◆ Listed entries
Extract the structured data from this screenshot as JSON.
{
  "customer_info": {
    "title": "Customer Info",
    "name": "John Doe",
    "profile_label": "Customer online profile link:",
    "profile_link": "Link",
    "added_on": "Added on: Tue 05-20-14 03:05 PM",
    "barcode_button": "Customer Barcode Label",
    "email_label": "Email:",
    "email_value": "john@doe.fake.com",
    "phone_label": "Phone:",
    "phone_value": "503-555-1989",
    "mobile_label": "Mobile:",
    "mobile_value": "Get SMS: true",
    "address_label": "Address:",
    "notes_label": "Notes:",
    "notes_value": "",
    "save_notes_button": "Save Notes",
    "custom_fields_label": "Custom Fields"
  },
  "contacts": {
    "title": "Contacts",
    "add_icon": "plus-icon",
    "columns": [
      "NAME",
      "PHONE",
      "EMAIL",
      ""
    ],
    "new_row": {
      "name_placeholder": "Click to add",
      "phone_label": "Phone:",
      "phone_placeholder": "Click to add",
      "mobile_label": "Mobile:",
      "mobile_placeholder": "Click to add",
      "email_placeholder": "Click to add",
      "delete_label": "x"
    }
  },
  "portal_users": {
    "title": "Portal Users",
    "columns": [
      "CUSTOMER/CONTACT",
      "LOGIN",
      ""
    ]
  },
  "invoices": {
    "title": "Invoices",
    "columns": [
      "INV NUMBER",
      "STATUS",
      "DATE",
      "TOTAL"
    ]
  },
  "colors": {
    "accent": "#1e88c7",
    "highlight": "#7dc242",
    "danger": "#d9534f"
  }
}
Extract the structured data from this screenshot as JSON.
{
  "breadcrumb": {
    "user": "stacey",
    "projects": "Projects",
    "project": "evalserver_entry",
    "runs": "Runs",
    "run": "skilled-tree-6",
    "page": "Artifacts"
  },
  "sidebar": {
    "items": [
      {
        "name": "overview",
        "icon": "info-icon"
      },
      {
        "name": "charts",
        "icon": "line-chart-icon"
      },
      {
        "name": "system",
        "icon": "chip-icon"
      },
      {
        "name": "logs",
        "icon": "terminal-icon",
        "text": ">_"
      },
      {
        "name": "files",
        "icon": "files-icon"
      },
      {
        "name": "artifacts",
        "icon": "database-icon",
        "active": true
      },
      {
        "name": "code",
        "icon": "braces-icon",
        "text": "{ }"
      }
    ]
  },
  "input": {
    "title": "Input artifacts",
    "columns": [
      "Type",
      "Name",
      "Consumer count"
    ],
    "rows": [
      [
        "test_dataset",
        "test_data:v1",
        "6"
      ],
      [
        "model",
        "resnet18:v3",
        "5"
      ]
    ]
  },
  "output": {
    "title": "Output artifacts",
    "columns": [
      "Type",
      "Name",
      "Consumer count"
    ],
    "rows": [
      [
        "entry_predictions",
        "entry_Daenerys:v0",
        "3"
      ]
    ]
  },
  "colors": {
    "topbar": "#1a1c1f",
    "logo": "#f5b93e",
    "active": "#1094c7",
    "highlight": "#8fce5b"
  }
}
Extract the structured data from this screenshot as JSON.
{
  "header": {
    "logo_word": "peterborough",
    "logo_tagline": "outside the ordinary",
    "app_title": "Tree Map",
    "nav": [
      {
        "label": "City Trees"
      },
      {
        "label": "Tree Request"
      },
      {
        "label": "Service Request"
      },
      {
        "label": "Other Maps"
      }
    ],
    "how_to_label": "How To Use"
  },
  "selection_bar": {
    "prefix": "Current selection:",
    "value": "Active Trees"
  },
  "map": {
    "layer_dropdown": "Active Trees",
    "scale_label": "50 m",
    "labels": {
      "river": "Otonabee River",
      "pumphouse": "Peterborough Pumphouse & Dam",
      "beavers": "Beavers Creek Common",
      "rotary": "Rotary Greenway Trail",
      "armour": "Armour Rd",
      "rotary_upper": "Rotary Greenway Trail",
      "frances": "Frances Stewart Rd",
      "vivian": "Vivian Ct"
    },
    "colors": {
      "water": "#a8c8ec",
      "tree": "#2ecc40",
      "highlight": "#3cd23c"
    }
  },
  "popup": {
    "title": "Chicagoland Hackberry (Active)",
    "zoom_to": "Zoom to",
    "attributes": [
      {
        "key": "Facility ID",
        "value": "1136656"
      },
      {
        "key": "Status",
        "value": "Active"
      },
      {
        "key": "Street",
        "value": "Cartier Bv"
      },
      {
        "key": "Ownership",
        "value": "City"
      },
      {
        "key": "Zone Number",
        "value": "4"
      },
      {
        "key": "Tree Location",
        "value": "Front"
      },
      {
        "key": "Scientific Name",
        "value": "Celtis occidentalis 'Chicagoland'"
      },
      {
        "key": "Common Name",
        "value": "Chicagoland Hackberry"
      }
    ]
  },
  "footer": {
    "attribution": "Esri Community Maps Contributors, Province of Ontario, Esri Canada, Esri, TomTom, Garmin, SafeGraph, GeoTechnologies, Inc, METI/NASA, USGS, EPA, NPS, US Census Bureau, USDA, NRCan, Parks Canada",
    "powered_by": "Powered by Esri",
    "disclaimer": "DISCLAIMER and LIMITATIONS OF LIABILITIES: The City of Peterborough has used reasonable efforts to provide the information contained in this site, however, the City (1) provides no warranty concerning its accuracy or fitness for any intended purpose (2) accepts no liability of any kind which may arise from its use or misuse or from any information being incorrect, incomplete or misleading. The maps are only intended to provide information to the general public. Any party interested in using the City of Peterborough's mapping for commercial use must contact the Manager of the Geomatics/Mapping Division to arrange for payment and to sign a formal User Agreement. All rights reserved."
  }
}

◆ Work instructions
Copy out the material word for word and line for line.

◆ Answer to this problem
Extract the structured data from this screenshot as JSON.
{
  "customer_info": {
    "title": "Customer Info",
    "name": "John Doe",
    "profile_label": "Customer online profile link:",
    "profile_link": "Link",
    "added_on": "Added on: Tue 05-20-14 03:05 PM",
    "barcode_button": "Customer Barcode Label",
    "email_label": "Email:",
    "email_value": "john@doe.fake.com",
    "phone_label": "Phone:",
    "phone_value": "503-555-1989",
    "mobile_label": "Mobile:",
    "mobile_value": "Get SMS: true",
    "address_label": "Address:",
    "notes_label": "Notes:",
    "notes_value": "",
    "save_notes_button": "Save Notes",
    "custom_fields_label": "Custom Fields"
  },
  "contacts": {
    "title": "Contacts",
    "add_icon": "plus-icon",
    "columns": [
      "NAME",
      "PHONE",
      "EMAIL",
      ""
    ],
    "new_row": {
      "name_placeholder": "Click to add",
      "phone_label": "Phone:",
      "phone_placeholder": "Click to add",
      "mobile_label": "Mobile:",
      "mobile_placeholder": "Click to add",
      "email_placeholder": "Click to add",
      "delete_label": "x"
    }
  },
  "portal_users": {
    "title": "Portal Users",
    "columns": [
      "CUSTOMER/CONTACT",
      "LOGIN",
      ""
    ]
  },
  "invoices": {
    "title": "Invoices",
    "columns": [
      "INV NUMBER",
      "STATUS",
      "DATE",
      "TOTAL"
    ]
  },
  "colors": {
    "accent": "#1e88c7",
    "highlight": "#7dc242",
    "danger": "#d9534f"
  }
}
Extract the structured data from this screenshot as JSON.
{
  "breadcrumb": {
    "user": "stacey",
    "projects": "Projects",
    "project": "evalserver_entry",
    "runs": "Runs",
    "run": "skilled-tree-6",
    "page": "Artifacts"
  },
  "sidebar": {
    "items": [
      {
        "name": "overview",
        "icon": "info-icon"
      },
      {
        "name": "charts",
        "icon": "line-chart-icon"
      },
      {
        "name": "system",
        "icon": "chip-icon"
      },
      {
        "name": "logs",
        "icon": "terminal-icon",
        "text": ">_"
      },
      {
        "name": "files",
        "icon": "files-icon"
      },
      {
        "name": "artifacts",
        "icon": "database-icon",
        "active": true
      },
      {
        "name": "code",
        "icon": "braces-icon",
        "text": "{ }"
      }
    ]
  },
  "input": {
    "title": "Input artifacts",
    "columns": [
      "Type",
      "Name",
      "Consumer count"
    ],
    "rows": [
      [
        "test_dataset",
        "test_data:v1",
        "6"
      ],
      [
        "model",
        "resnet18:v3",
        "5"
      ]
    ]
  },
  "output": {
    "title": "Output artifacts",
    "columns": [
      "Type",
      "Name",
      "Consumer count"
    ],
    "rows": [
      [
        "entry_predictions",
        "entry_Daenerys:v0",
        "3"
      ]
    ]
  },
  "colors": {
    "topbar": "#1a1c1f",
    "logo": "#f5b93e",
    "active": "#1094c7",
    "highlight": "#8fce5b"
  }
}
Extract the structured data from this screenshot as JSON.
{
  "header": {
    "logo_word": "peterborough",
    "logo_tagline": "outside the ordinary",
    "app_title": "Tree Map",
    "nav": [
      {
        "label": "City Trees"
      },
      {
        "label": "Tree Request"
      },
      {
        "label": "Service Request"
      },
      {
        "label": "Other Maps"
      }
    ],
    "how_to_label": "How To Use"
  },
  "selection_bar": {
    "prefix": "Current selection:",
    "value": "Active Trees"
  },
  "map": {
    "layer_dropdown": "Active Trees",
    "scale_label": "50 m",
    "labels": {
      "river": "Otonabee River",
      "pumphouse": "Peterborough Pumphouse & Dam",
      "beavers": "Beavers Creek Common",
      "rotary": "Rotary Greenway Trail",
      "armour": "Armour Rd",
      "rotary_upper": "Rotary Greenway Trail",
      "frances": "Frances Stewart Rd",
      "vivian": "Vivian Ct"
    },
    "colors": {
      "water": "#a8c8ec",
      "tree": "#2ecc40",
      "highlight": "#3cd23c"
    }
  },
  "popup": {
    "title": "Chicagoland Hackberry (Active)",
    "zoom_to": "Zoom to",
    "attributes": [
      {
        "key": "Facility ID",
        "value": "1136656"
      },
      {
        "key": "Status",
        "value": "Active"
      },
      {
        "key": "Street",
        "value": "Cartier Bv"
      },
      {
        "key": "Ownership",
        "value": "City"
      },
      {
        "key": "Zone Number",
        "value": "4"
      },
      {
        "key": "Tree Location",
        "value": "Front"
      },
      {
        "key": "Scientific Name",
        "value": "Celtis occidentalis 'Chicagoland'"
      },
      {
        "key": "Common Name",
        "value": "Chicagoland Hackberry"
      }
    ]
  },
  "footer": {
    "attribution": "Esri Community Maps Contributors, Province of Ontario, Esri Canada, Esri, TomTom, Garmin, SafeGraph, GeoTechnologies, Inc, METI/NASA, USGS, EPA, NPS, US Census Bureau, USDA, NRCan, Parks Canada",
    "powered_by": "Powered by Esri",
    "disclaimer": "DISCLAIMER and LIMITATIONS OF LIABILITIES: The City of Peterborough has used reasonable efforts to provide the information contained in this site, however, the City (1) provides no warranty concerning its accuracy or fitness for any intended purpose (2) accepts no liability of any kind which may arise from its use or misuse or from any information being incorrect, incomplete or misleading. The maps are only intended to provide information to the general public. Any party interested in using the City of Peterborough's mapping for commercial use must contact the Manager of the Geomatics/Mapping Division to arrange for payment and to sign a formal User Agreement. All rights reserved."
  }
}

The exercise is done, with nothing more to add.